Extracted material -
§ §
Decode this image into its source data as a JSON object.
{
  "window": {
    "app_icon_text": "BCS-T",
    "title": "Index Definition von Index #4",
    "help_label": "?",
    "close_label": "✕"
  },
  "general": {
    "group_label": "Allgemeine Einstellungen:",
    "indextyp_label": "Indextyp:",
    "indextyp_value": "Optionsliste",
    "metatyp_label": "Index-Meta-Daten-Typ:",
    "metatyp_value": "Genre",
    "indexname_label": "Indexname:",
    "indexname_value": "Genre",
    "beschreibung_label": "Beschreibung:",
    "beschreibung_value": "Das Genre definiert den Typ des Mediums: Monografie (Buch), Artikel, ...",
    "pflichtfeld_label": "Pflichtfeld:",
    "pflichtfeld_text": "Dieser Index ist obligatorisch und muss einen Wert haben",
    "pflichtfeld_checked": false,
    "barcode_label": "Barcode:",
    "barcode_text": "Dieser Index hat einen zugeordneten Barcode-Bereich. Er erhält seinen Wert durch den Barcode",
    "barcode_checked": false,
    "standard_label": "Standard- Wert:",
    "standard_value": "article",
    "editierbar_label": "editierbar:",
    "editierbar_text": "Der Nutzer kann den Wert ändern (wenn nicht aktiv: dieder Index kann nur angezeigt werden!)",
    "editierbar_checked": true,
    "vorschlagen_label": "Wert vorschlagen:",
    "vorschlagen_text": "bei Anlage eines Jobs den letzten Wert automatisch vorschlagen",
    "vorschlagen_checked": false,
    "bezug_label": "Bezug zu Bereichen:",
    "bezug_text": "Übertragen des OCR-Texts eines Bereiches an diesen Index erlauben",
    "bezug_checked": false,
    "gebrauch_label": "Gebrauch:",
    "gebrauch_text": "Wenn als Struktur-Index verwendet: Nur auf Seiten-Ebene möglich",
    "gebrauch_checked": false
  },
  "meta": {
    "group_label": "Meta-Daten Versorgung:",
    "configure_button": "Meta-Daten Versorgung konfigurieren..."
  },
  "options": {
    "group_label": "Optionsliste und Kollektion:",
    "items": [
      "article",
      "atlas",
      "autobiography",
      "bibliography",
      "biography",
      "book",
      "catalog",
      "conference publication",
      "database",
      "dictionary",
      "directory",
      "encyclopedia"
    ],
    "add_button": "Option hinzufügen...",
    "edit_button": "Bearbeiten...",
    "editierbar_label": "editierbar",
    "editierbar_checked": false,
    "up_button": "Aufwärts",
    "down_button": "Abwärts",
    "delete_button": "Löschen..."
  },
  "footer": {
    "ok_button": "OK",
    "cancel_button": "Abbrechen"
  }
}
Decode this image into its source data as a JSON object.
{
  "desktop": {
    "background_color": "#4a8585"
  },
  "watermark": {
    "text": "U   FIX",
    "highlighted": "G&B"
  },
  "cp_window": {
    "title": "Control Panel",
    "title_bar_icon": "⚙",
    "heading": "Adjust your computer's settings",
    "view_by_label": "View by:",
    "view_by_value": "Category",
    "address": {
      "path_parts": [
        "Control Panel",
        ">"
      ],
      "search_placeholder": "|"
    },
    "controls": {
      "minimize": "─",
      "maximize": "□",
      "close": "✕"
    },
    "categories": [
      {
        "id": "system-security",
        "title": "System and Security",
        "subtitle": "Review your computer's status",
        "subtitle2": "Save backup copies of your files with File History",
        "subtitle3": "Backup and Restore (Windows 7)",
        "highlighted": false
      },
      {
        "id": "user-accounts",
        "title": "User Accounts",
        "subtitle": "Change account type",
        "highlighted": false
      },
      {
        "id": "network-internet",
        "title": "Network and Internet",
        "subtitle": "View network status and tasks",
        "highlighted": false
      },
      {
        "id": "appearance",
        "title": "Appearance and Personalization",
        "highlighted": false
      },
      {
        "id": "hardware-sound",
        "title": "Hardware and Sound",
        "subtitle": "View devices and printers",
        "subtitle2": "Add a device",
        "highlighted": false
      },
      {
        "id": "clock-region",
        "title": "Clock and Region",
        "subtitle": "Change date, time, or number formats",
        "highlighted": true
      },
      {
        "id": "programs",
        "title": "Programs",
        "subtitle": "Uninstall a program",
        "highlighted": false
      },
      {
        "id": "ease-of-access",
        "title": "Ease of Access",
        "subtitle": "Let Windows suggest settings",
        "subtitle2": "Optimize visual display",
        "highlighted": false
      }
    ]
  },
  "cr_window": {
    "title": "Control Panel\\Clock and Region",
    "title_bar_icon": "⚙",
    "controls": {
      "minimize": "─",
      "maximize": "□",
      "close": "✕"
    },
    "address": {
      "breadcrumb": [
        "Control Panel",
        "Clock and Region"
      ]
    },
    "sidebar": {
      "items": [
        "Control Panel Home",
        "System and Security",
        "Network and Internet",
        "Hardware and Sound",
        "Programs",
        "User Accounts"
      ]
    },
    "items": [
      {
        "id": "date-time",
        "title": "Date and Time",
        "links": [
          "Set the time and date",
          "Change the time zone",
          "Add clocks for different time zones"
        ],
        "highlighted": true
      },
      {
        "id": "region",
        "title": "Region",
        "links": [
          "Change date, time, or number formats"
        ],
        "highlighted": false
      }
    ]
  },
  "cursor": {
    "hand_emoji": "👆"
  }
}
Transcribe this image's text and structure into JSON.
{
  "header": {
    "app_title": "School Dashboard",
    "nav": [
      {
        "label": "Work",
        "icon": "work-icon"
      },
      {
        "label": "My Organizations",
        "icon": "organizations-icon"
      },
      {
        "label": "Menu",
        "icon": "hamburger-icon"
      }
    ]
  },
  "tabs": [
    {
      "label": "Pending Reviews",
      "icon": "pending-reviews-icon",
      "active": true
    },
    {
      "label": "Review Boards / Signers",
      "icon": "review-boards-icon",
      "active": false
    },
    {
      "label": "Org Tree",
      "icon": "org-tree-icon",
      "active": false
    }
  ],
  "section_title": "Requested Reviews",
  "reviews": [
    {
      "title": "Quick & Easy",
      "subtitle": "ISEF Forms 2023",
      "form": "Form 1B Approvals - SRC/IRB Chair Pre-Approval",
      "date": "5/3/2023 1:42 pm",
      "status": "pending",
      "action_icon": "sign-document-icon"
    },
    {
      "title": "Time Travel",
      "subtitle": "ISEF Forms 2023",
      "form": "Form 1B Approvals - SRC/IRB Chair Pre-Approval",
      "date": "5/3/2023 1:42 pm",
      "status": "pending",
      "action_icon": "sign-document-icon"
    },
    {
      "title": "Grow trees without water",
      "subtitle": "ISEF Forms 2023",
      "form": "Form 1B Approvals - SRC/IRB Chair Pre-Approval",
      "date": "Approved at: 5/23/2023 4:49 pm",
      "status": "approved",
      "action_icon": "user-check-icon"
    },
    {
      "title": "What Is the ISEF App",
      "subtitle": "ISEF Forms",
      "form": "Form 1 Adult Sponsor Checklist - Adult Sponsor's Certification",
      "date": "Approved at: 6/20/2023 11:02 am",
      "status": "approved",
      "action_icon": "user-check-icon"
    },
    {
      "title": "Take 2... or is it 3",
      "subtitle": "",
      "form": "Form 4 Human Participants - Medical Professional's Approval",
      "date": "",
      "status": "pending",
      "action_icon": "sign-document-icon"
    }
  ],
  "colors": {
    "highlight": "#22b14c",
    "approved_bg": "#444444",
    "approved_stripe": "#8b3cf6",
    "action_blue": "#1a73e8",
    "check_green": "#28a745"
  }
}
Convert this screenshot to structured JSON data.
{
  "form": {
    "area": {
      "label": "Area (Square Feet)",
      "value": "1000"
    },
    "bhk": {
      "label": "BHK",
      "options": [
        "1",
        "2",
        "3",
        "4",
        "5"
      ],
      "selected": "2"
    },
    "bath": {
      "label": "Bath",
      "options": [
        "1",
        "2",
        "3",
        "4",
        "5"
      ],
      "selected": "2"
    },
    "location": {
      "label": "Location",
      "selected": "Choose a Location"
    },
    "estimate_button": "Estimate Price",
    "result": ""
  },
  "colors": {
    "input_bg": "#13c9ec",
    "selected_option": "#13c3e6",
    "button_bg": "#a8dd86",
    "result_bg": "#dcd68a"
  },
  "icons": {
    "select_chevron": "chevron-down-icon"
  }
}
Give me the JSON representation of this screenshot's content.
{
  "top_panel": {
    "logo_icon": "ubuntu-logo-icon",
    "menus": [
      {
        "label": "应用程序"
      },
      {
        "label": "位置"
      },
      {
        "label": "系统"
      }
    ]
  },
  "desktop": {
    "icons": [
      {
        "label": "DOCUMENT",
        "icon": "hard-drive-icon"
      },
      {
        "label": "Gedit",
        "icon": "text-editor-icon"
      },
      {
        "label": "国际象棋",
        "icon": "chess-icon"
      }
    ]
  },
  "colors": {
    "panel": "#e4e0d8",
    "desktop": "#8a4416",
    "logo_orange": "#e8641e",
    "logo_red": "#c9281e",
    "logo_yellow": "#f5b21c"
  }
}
§ §
Problem to solve -
Write only the number of lines in the data above that include "settings".

Reply to the task -
2